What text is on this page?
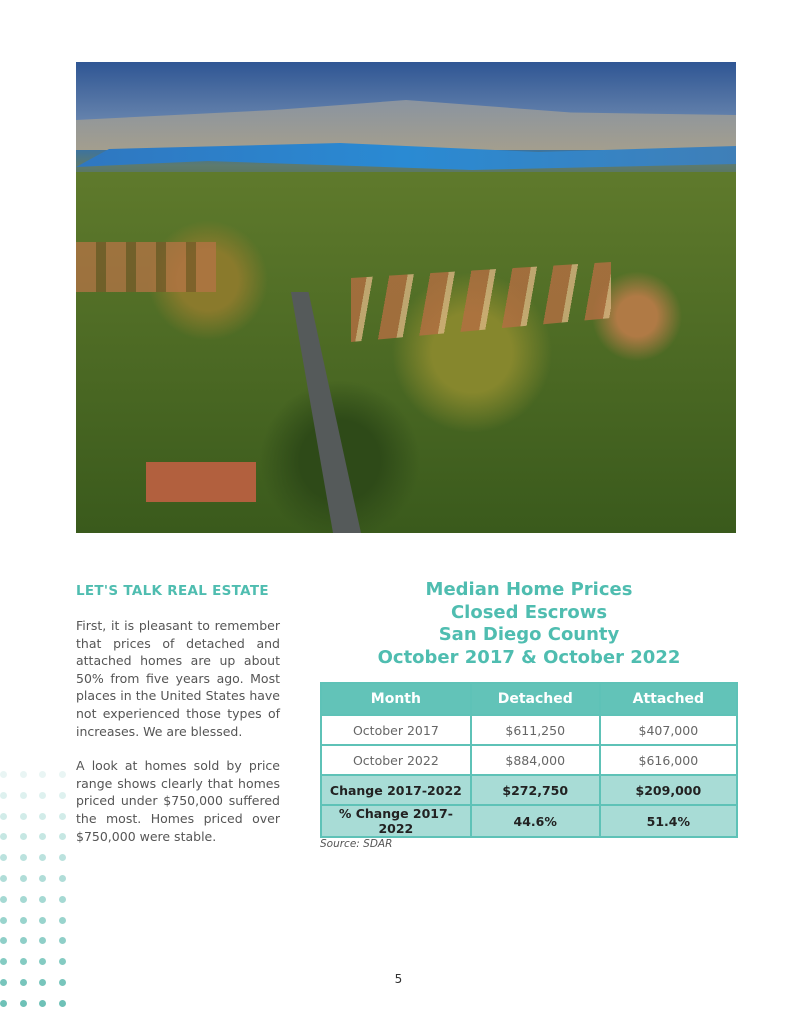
LET'S TALK REAL ESTATE

First, it is pleasant to remember that prices of detached and attached homes are up about 50% from five years ago. Most places in the United States have not experienced those types of increases. We are blessed.

A look at homes sold by price range shows clearly that homes priced under $750,000 suffered the most. Homes priced over $750,000 were stable.

Median Home Prices
Closed Escrows
San Diego County
October 2017 & October 2022
Month	Detached	Attached
October 2017	$611,250	$407,000
October 2022	$884,000	$616,000
Change 2017-2022	$272,750	$209,000
% Change 2017-2022	44.6%	51.4%
Source: SDAR
5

####

## WHAT TO WORK ON
Give the number of lines that hold the word "homes" in these records, with nothing added.

## EXERCISE RESPONSE
2